DATA ENTRIES =>
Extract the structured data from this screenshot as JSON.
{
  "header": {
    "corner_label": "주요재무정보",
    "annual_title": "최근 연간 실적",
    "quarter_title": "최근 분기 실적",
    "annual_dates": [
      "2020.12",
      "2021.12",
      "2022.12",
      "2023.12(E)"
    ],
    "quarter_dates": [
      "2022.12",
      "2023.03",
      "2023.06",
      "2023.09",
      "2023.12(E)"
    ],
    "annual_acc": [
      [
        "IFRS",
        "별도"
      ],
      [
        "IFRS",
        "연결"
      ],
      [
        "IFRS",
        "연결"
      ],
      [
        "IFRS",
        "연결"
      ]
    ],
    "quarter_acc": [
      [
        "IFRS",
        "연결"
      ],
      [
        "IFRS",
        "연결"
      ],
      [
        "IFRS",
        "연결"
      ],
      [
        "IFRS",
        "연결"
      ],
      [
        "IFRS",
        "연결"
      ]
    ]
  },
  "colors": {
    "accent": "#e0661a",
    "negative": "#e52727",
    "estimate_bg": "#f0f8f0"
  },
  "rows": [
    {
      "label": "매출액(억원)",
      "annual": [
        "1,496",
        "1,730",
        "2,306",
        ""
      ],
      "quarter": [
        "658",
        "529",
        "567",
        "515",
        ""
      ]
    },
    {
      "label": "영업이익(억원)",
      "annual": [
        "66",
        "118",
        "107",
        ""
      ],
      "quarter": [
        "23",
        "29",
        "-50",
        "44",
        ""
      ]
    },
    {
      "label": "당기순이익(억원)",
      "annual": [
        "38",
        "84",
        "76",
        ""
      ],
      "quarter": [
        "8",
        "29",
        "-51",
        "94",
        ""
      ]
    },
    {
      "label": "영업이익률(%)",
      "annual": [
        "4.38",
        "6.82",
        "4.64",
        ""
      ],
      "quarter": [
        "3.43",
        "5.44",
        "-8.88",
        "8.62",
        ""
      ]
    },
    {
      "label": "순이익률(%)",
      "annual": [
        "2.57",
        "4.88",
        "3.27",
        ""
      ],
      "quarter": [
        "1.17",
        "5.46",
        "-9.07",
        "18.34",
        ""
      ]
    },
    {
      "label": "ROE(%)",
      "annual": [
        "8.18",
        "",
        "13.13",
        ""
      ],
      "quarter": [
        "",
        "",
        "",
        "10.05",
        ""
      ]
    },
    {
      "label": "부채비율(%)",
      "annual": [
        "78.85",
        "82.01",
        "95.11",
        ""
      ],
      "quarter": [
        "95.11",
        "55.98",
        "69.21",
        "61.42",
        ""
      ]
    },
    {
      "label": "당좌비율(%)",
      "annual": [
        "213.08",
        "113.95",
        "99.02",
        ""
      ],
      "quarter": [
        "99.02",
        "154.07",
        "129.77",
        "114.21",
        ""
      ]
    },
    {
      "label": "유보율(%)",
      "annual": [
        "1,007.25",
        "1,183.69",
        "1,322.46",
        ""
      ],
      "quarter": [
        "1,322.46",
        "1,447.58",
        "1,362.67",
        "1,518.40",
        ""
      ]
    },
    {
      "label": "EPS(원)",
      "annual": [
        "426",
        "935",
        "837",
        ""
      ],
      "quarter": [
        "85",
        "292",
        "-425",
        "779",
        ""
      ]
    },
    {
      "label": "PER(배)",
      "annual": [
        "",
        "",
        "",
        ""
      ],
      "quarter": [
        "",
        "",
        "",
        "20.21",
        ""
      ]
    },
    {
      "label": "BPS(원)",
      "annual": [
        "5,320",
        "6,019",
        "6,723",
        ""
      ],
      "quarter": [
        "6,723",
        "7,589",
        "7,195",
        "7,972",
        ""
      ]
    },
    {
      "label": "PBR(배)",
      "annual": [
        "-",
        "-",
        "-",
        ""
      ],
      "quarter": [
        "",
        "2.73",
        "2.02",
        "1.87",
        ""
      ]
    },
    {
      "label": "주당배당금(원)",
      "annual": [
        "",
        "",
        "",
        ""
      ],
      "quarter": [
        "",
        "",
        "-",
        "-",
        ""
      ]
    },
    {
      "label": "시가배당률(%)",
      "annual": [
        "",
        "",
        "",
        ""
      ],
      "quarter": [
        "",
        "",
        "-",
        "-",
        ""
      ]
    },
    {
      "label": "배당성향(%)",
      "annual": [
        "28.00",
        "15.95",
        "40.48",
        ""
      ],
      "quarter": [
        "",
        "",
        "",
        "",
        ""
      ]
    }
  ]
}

WHAT IS NEEDED => Return each entry from the material above exactly as it appears.

COMPLETE OUTPUT =>
Extract the structured data from this screenshot as JSON.
{
  "header": {
    "corner_label": "주요재무정보",
    "annual_title": "최근 연간 실적",
    "quarter_title": "최근 분기 실적",
    "annual_dates": [
      "2020.12",
      "2021.12",
      "2022.12",
      "2023.12(E)"
    ],
    "quarter_dates": [
      "2022.12",
      "2023.03",
      "2023.06",
      "2023.09",
      "2023.12(E)"
    ],
    "annual_acc": [
      [
        "IFRS",
        "별도"
      ],
      [
        "IFRS",
        "연결"
      ],
      [
        "IFRS",
        "연결"
      ],
      [
        "IFRS",
        "연결"
      ]
    ],
    "quarter_acc": [
      [
        "IFRS",
        "연결"
      ],
      [
        "IFRS",
        "연결"
      ],
      [
        "IFRS",
        "연결"
      ],
      [
        "IFRS",
        "연결"
      ],
      [
        "IFRS",
        "연결"
      ]
    ]
  },
  "colors": {
    "accent": "#e0661a",
    "negative": "#e52727",
    "estimate_bg": "#f0f8f0"
  },
  "rows": [
    {
      "label": "매출액(억원)",
      "annual": [
        "1,496",
        "1,730",
        "2,306",
        ""
      ],
      "quarter": [
        "658",
        "529",
        "567",
        "515",
        ""
      ]
    },
    {
      "label": "영업이익(억원)",
      "annual": [
        "66",
        "118",
        "107",
        ""
      ],
      "quarter": [
        "23",
        "29",
        "-50",
        "44",
        ""
      ]
    },
    {
      "label": "당기순이익(억원)",
      "annual": [
        "38",
        "84",
        "76",
        ""
      ],
      "quarter": [
        "8",
        "29",
        "-51",
        "94",
        ""
      ]
    },
    {
      "label": "영업이익률(%)",
      "annual": [
        "4.38",
        "6.82",
        "4.64",
        ""
      ],
      "quarter": [
        "3.43",
        "5.44",
        "-8.88",
        "8.62",
        ""
      ]
    },
    {
      "label": "순이익률(%)",
      "annual": [
        "2.57",
        "4.88",
        "3.27",
        ""
      ],
      "quarter": [
        "1.17",
        "5.46",
        "-9.07",
        "18.34",
        ""
      ]
    },
    {
      "label": "ROE(%)",
      "annual": [
        "8.18",
        "",
        "13.13",
        ""
      ],
      "quarter": [
        "",
        "",
        "",
        "10.05",
        ""
      ]
    },
    {
      "label": "부채비율(%)",
      "annual": [
        "78.85",
        "82.01",
        "95.11",
        ""
      ],
      "quarter": [
        "95.11",
        "55.98",
        "69.21",
        "61.42",
        ""
      ]
    },
    {
      "label": "당좌비율(%)",
      "annual": [
        "213.08",
        "113.95",
        "99.02",
        ""
      ],
      "quarter": [
        "99.02",
        "154.07",
        "129.77",
        "114.21",
        ""
      ]
    },
    {
      "label": "유보율(%)",
      "annual": [
        "1,007.25",
        "1,183.69",
        "1,322.46",
        ""
      ],
      "quarter": [
        "1,322.46",
        "1,447.58",
        "1,362.67",
        "1,518.40",
        ""
      ]
    },
    {
      "label": "EPS(원)",
      "annual": [
        "426",
        "935",
        "837",
        ""
      ],
      "quarter": [
        "85",
        "292",
        "-425",
        "779",
        ""
      ]
    },
    {
      "label": "PER(배)",
      "annual": [
        "",
        "",
        "",
        ""
      ],
      "quarter": [
        "",
        "",
        "",
        "20.21",
        ""
      ]
    },
    {
      "label": "BPS(원)",
      "annual": [
        "5,320",
        "6,019",
        "6,723",
        ""
      ],
      "quarter": [
        "6,723",
        "7,589",
        "7,195",
        "7,972",
        ""
      ]
    },
    {
      "label": "PBR(배)",
      "annual": [
        "-",
        "-",
        "-",
        ""
      ],
      "quarter": [
        "",
        "2.73",
        "2.02",
        "1.87",
        ""
      ]
    },
    {
      "label": "주당배당금(원)",
      "annual": [
        "",
        "",
        "",
        ""
      ],
      "quarter": [
        "",
        "",
        "-",
        "-",
        ""
      ]
    },
    {
      "label": "시가배당률(%)",
      "annual": [
        "",
        "",
        "",
        ""
      ],
      "quarter": [
        "",
        "",
        "-",
        "-",
        ""
      ]
    },
    {
      "label": "배당성향(%)",
      "annual": [
        "28.00",
        "15.95",
        "40.48",
        ""
      ],
      "quarter": [
        "",
        "",
        "",
        "",
        ""
      ]
    }
  ]
}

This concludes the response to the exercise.